What is needed — Make an exact copy of the records, with the images left out.

Items from a dataset

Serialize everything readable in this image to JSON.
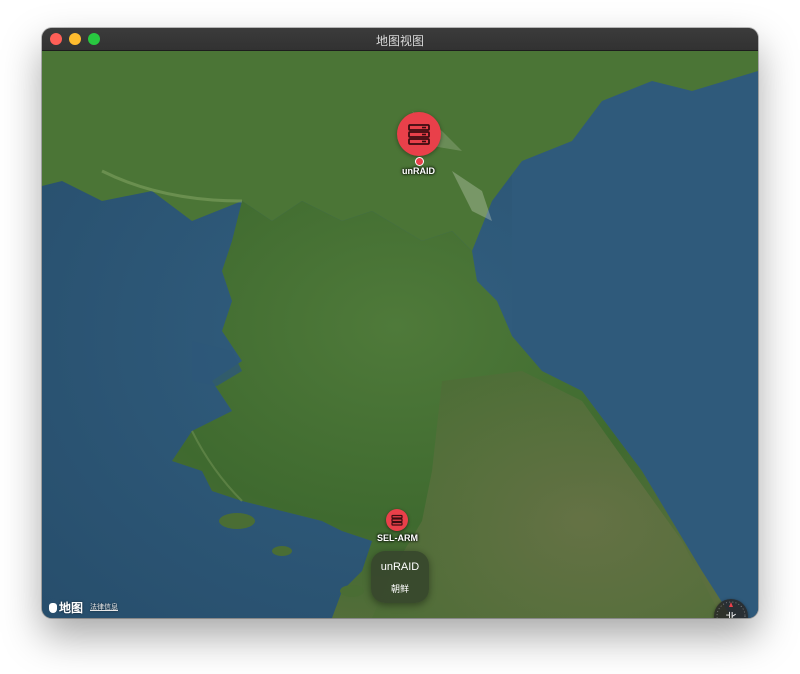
{
  "window": {
    "title": "地图视图"
  },
  "map": {
    "pins": [
      {
        "label": "unRAID",
        "icon": "server-icon",
        "color": "#e9404a"
      },
      {
        "label": "SEL-ARM",
        "icon": "server-icon",
        "color": "#e9404a"
      }
    ],
    "callout": {
      "title": "unRAID",
      "subtitle": "朝鲜"
    },
    "brand": "地图",
    "legal_link": "法律信息",
    "compass_label": "北"
  }
}
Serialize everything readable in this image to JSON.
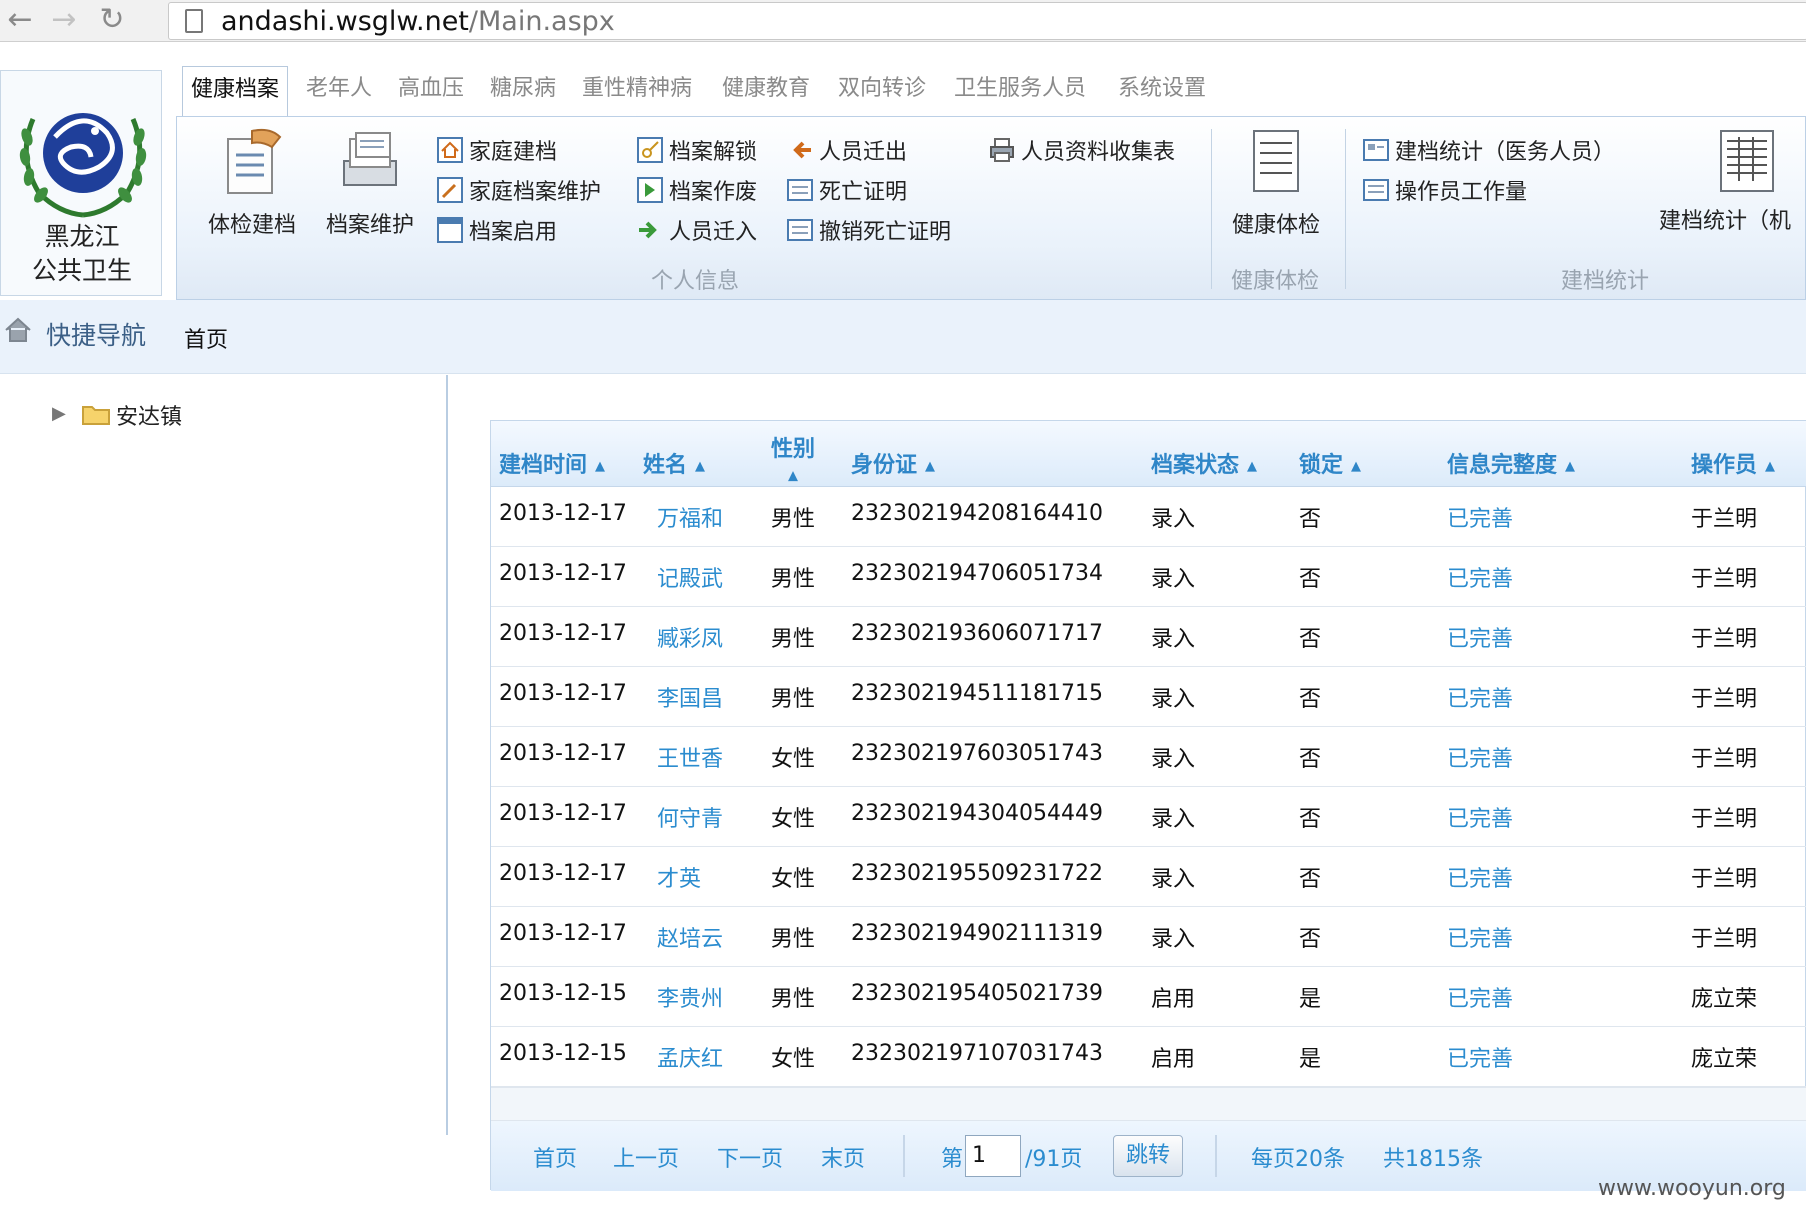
{
  "browser": {
    "url_host": "andashi.wsglw.net",
    "url_path": "/Main.aspx"
  },
  "logo": {
    "line1": "黑龙江",
    "line2": "公共卫生"
  },
  "tabs": [
    {
      "label": "健康档案",
      "active": true
    },
    {
      "label": "老年人"
    },
    {
      "label": "高血压"
    },
    {
      "label": "糖尿病"
    },
    {
      "label": "重性精神病"
    },
    {
      "label": "健康教育"
    },
    {
      "label": "双向转诊"
    },
    {
      "label": "卫生服务人员"
    },
    {
      "label": "系统设置"
    }
  ],
  "ribbon": {
    "personal": {
      "group_label": "个人信息",
      "big": [
        {
          "label": "体检建档"
        },
        {
          "label": "档案维护"
        }
      ],
      "small": [
        {
          "label": "家庭建档"
        },
        {
          "label": "家庭档案维护"
        },
        {
          "label": "档案启用"
        },
        {
          "label": "档案解锁"
        },
        {
          "label": "档案作废"
        },
        {
          "label": "人员迁入"
        },
        {
          "label": "人员迁出"
        },
        {
          "label": "死亡证明"
        },
        {
          "label": "撤销死亡证明"
        },
        {
          "label": "人员资料收集表"
        }
      ]
    },
    "health_exam": {
      "group_label": "健康体检",
      "big_label": "健康体检"
    },
    "stats": {
      "group_label": "建档统计",
      "small": [
        {
          "label": "建档统计（医务人员）"
        },
        {
          "label": "操作员工作量"
        }
      ],
      "big_label": "建档统计（机"
    }
  },
  "breadcrumb": {
    "quick_nav": "快捷导航",
    "home": "首页"
  },
  "tree": {
    "root_label": "安达镇"
  },
  "table": {
    "headers": {
      "date": "建档时间",
      "name": "姓名",
      "gender": "性别",
      "id": "身份证",
      "status": "档案状态",
      "locked": "锁定",
      "completeness": "信息完整度",
      "operator": "操作员"
    },
    "rows": [
      {
        "date": "2013-12-17",
        "name": "万福和",
        "gender": "男性",
        "id": "232302194208164410",
        "status": "录入",
        "locked": "否",
        "completeness": "已完善",
        "operator": "于兰明"
      },
      {
        "date": "2013-12-17",
        "name": "记殿武",
        "gender": "男性",
        "id": "232302194706051734",
        "status": "录入",
        "locked": "否",
        "completeness": "已完善",
        "operator": "于兰明"
      },
      {
        "date": "2013-12-17",
        "name": "臧彩凤",
        "gender": "男性",
        "id": "232302193606071717",
        "status": "录入",
        "locked": "否",
        "completeness": "已完善",
        "operator": "于兰明"
      },
      {
        "date": "2013-12-17",
        "name": "李国昌",
        "gender": "男性",
        "id": "232302194511181715",
        "status": "录入",
        "locked": "否",
        "completeness": "已完善",
        "operator": "于兰明"
      },
      {
        "date": "2013-12-17",
        "name": "王世香",
        "gender": "女性",
        "id": "232302197603051743",
        "status": "录入",
        "locked": "否",
        "completeness": "已完善",
        "operator": "于兰明"
      },
      {
        "date": "2013-12-17",
        "name": "何守青",
        "gender": "女性",
        "id": "232302194304054449",
        "status": "录入",
        "locked": "否",
        "completeness": "已完善",
        "operator": "于兰明"
      },
      {
        "date": "2013-12-17",
        "name": "才英",
        "gender": "女性",
        "id": "232302195509231722",
        "status": "录入",
        "locked": "否",
        "completeness": "已完善",
        "operator": "于兰明"
      },
      {
        "date": "2013-12-17",
        "name": "赵培云",
        "gender": "男性",
        "id": "232302194902111319",
        "status": "录入",
        "locked": "否",
        "completeness": "已完善",
        "operator": "于兰明"
      },
      {
        "date": "2013-12-15",
        "name": "李贵州",
        "gender": "男性",
        "id": "232302195405021739",
        "status": "启用",
        "locked": "是",
        "completeness": "已完善",
        "operator": "庞立荣"
      },
      {
        "date": "2013-12-15",
        "name": "孟庆红",
        "gender": "女性",
        "id": "232302197107031743",
        "status": "启用",
        "locked": "是",
        "completeness": "已完善",
        "operator": "庞立荣"
      }
    ]
  },
  "pager": {
    "first": "首页",
    "prev": "上一页",
    "next": "下一页",
    "last": "末页",
    "page_prefix": "第",
    "page_value": "1",
    "page_suffix": "/91页",
    "jump": "跳转",
    "per_page": "每页20条",
    "total": "共1815条"
  },
  "watermark": "www.wooyun.org"
}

Correct response —
Serialize everything readable in this image to JSON.
{
  "window": {
    "title": "地图视图"
  },
  "map": {
    "pins": [
      {
        "label": "unRAID",
        "icon": "server-icon",
        "color": "#e9404a"
      },
      {
        "label": "SEL-ARM",
        "icon": "server-icon",
        "color": "#e9404a"
      }
    ],
    "callout": {
      "title": "unRAID",
      "subtitle": "朝鲜"
    },
    "brand": "地图",
    "legal_link": "法律信息",
    "compass_label": "北"
  }
}
Serialize everything readable in this image to JSON.
{
  "browser": {
    "url_host": "andashi.wsglw.net",
    "url_path": "/Main.aspx"
  },
  "logo": {
    "line1": "黑龙江",
    "line2": "公共卫生"
  },
  "tabs": [
    {
      "label": "健康档案",
      "active": true
    },
    {
      "label": "老年人"
    },
    {
      "label": "高血压"
    },
    {
      "label": "糖尿病"
    },
    {
      "label": "重性精神病"
    },
    {
      "label": "健康教育"
    },
    {
      "label": "双向转诊"
    },
    {
      "label": "卫生服务人员"
    },
    {
      "label": "系统设置"
    }
  ],
  "ribbon": {
    "personal": {
      "group_label": "个人信息",
      "big": [
        {
          "label": "体检建档"
        },
        {
          "label": "档案维护"
        }
      ],
      "small": [
        {
          "label": "家庭建档"
        },
        {
          "label": "家庭档案维护"
        },
        {
          "label": "档案启用"
        },
        {
          "label": "档案解锁"
        },
        {
          "label": "档案作废"
        },
        {
          "label": "人员迁入"
        },
        {
          "label": "人员迁出"
        },
        {
          "label": "死亡证明"
        },
        {
          "label": "撤销死亡证明"
        },
        {
          "label": "人员资料收集表"
        }
      ]
    },
    "health_exam": {
      "group_label": "健康体检",
      "big_label": "健康体检"
    },
    "stats": {
      "group_label": "建档统计",
      "small": [
        {
          "label": "建档统计（医务人员）"
        },
        {
          "label": "操作员工作量"
        }
      ],
      "big_label": "建档统计（机"
    }
  },
  "breadcrumb": {
    "quick_nav": "快捷导航",
    "home": "首页"
  },
  "tree": {
    "root_label": "安达镇"
  },
  "table": {
    "headers": {
      "date": "建档时间",
      "name": "姓名",
      "gender": "性别",
      "id": "身份证",
      "status": "档案状态",
      "locked": "锁定",
      "completeness": "信息完整度",
      "operator": "操作员"
    },
    "rows": [
      {
        "date": "2013-12-17",
        "name": "万福和",
        "gender": "男性",
        "id": "232302194208164410",
        "status": "录入",
        "locked": "否",
        "completeness": "已完善",
        "operator": "于兰明"
      },
      {
        "date": "2013-12-17",
        "name": "记殿武",
        "gender": "男性",
        "id": "232302194706051734",
        "status": "录入",
        "locked": "否",
        "completeness": "已完善",
        "operator": "于兰明"
      },
      {
        "date": "2013-12-17",
        "name": "臧彩凤",
        "gender": "男性",
        "id": "232302193606071717",
        "status": "录入",
        "locked": "否",
        "completeness": "已完善",
        "operator": "于兰明"
      },
      {
        "date": "2013-12-17",
        "name": "李国昌",
        "gender": "男性",
        "id": "232302194511181715",
        "status": "录入",
        "locked": "否",
        "completeness": "已完善",
        "operator": "于兰明"
      },
      {
        "date": "2013-12-17",
        "name": "王世香",
        "gender": "女性",
        "id": "232302197603051743",
        "status": "录入",
        "locked": "否",
        "completeness": "已完善",
        "operator": "于兰明"
      },
      {
        "date": "2013-12-17",
        "name": "何守青",
        "gender": "女性",
        "id": "232302194304054449",
        "status": "录入",
        "locked": "否",
        "completeness": "已完善",
        "operator": "于兰明"
      },
      {
        "date": "2013-12-17",
        "name": "才英",
        "gender": "女性",
        "id": "232302195509231722",
        "status": "录入",
        "locked": "否",
        "completeness": "已完善",
        "operator": "于兰明"
      },
      {
        "date": "2013-12-17",
        "name": "赵培云",
        "gender": "男性",
        "id": "232302194902111319",
        "status": "录入",
        "locked": "否",
        "completeness": "已完善",
        "operator": "于兰明"
      },
      {
        "date": "2013-12-15",
        "name": "李贵州",
        "gender": "男性",
        "id": "232302195405021739",
        "status": "启用",
        "locked": "是",
        "completeness": "已完善",
        "operator": "庞立荣"
      },
      {
        "date": "2013-12-15",
        "name": "孟庆红",
        "gender": "女性",
        "id": "232302197107031743",
        "status": "启用",
        "locked": "是",
        "completeness": "已完善",
        "operator": "庞立荣"
      }
    ]
  },
  "pager": {
    "first": "首页",
    "prev": "上一页",
    "next": "下一页",
    "last": "末页",
    "page_prefix": "第",
    "page_value": "1",
    "page_suffix": "/91页",
    "jump": "跳转",
    "per_page": "每页20条",
    "total": "共1815条"
  },
  "watermark": "www.wooyun.org"
}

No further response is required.